#### [TASK GOAL]
Find every line with the word "color". Copy those lines.

#### [EXTRACTED DATA]

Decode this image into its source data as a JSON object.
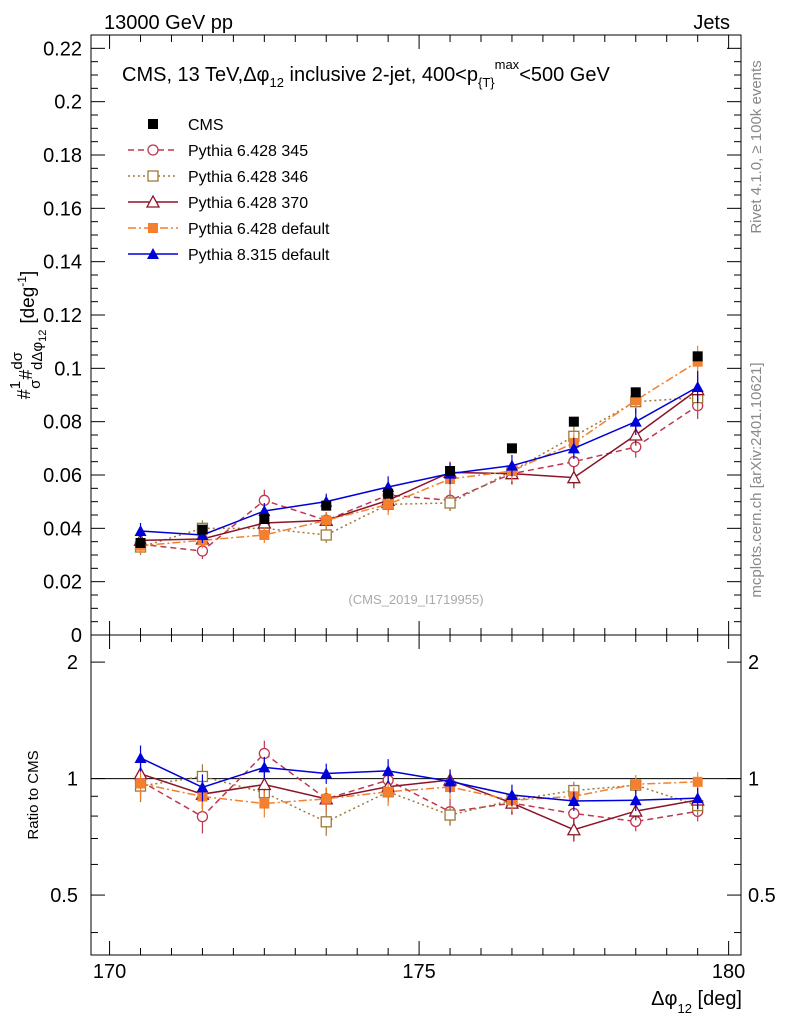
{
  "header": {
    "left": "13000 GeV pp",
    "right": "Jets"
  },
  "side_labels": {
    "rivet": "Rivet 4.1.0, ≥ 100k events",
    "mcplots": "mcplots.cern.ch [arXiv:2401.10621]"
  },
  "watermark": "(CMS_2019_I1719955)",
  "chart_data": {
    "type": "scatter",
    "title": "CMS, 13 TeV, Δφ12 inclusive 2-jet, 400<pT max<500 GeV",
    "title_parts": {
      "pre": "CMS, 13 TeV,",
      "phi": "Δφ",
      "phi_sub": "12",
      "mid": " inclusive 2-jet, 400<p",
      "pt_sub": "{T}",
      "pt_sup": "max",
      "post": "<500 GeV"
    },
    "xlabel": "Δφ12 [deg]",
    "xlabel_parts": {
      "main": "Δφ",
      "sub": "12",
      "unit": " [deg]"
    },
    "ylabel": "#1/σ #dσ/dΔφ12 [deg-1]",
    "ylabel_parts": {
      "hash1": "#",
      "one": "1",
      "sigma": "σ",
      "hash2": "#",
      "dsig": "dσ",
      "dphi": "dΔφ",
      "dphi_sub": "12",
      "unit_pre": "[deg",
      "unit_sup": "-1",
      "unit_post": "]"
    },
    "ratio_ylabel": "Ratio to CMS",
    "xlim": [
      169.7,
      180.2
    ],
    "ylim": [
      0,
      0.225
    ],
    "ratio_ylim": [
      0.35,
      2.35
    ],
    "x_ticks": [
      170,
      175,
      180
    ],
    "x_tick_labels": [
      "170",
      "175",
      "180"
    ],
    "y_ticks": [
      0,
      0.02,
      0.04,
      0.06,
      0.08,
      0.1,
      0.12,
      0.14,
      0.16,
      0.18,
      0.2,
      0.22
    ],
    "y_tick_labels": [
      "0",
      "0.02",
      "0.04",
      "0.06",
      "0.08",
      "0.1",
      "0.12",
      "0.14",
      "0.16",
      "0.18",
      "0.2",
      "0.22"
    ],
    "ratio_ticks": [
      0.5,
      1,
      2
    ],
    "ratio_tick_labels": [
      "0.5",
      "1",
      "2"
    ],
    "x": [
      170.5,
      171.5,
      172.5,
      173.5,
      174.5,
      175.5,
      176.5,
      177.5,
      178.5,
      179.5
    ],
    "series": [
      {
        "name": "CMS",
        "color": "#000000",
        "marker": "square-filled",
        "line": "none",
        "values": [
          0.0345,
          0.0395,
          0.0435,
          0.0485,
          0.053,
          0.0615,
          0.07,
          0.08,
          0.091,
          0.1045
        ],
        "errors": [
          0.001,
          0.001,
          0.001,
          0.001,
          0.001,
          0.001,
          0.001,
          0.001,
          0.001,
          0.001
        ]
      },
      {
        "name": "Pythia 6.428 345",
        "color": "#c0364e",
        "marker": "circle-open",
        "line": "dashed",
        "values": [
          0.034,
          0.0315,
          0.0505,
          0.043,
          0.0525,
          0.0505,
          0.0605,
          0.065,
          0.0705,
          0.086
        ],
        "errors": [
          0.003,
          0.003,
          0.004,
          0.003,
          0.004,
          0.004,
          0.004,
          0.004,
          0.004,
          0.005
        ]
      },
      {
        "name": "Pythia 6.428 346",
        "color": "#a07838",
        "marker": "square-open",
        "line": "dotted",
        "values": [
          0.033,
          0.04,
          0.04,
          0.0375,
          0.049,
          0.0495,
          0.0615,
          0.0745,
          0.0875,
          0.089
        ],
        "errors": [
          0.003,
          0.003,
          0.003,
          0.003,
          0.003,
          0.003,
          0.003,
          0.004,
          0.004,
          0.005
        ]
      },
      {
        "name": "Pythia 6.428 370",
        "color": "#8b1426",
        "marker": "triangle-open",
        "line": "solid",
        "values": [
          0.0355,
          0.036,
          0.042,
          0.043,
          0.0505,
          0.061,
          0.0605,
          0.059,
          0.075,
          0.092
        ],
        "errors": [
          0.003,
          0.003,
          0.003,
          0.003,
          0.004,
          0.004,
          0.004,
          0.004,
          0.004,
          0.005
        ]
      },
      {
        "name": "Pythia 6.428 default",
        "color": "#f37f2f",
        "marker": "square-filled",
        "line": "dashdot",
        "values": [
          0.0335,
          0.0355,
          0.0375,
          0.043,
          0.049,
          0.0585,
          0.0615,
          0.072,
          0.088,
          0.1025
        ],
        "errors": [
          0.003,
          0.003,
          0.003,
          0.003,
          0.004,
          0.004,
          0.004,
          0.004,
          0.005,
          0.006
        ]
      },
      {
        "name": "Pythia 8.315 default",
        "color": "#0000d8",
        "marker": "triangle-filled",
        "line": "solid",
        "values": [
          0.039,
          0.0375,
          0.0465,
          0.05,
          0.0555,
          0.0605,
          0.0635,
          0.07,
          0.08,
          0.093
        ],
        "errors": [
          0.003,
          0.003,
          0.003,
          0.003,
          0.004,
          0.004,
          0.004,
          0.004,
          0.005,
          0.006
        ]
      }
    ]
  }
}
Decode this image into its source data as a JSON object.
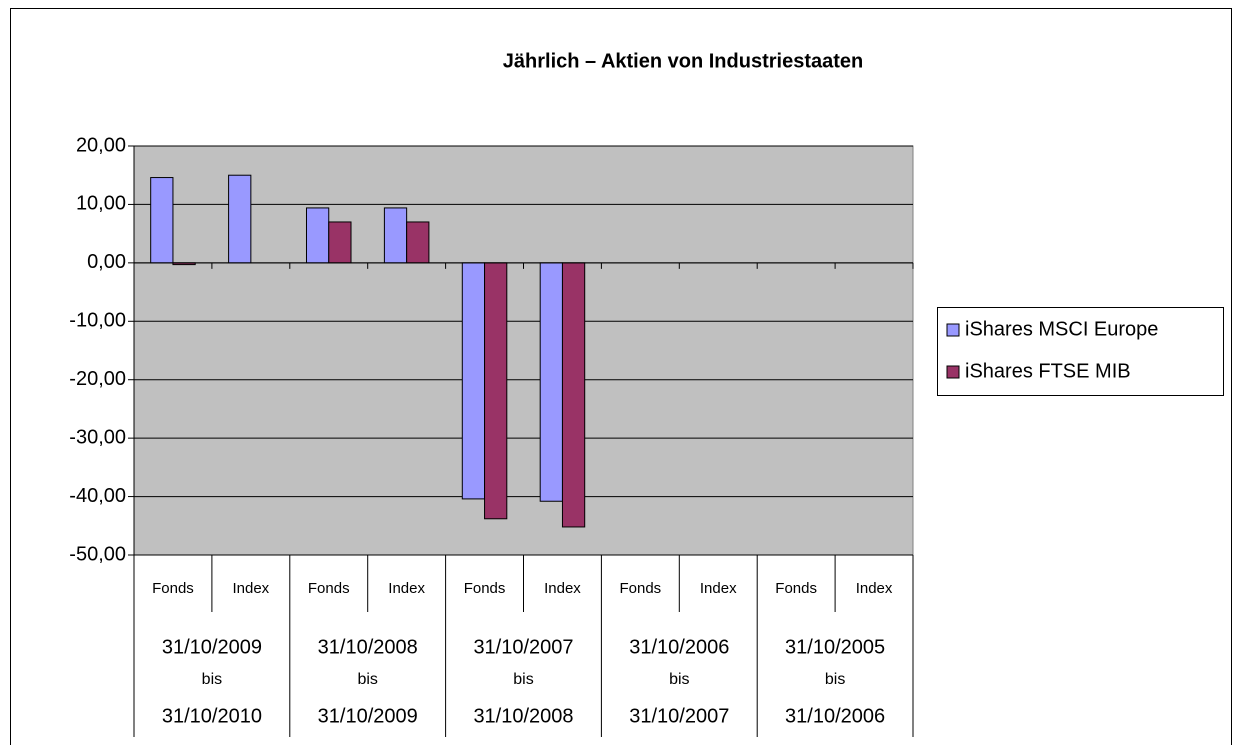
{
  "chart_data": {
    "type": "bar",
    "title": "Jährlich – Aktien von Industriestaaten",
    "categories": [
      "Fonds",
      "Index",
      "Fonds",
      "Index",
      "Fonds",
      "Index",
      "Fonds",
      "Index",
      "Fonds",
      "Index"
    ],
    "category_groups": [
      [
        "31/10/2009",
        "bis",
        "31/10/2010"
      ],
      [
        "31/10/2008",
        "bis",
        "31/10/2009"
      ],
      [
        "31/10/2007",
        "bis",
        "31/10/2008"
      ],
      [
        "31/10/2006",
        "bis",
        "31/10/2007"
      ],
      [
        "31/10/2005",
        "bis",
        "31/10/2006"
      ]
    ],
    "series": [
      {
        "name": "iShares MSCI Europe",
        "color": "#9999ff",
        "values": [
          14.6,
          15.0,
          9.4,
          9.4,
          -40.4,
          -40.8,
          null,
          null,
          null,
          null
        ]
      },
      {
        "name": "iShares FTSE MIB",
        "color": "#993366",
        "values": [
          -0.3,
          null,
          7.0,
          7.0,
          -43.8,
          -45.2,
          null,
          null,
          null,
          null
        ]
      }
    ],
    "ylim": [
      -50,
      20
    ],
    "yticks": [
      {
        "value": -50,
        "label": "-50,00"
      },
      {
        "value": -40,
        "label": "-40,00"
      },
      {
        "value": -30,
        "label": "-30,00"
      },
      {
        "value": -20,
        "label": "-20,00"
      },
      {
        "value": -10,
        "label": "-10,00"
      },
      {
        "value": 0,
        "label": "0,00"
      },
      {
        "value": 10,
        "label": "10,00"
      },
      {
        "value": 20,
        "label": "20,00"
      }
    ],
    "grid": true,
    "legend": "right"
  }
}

#### [PROBLEM SOLUTION]
        "color": "#000000",
        "color": "#c0364e",
        "color": "#a07838",
        "color": "#8b1426",
        "color": "#f37f2f",
        "color": "#0000d8",
        "color": "#9999ff",
        "color": "#993366",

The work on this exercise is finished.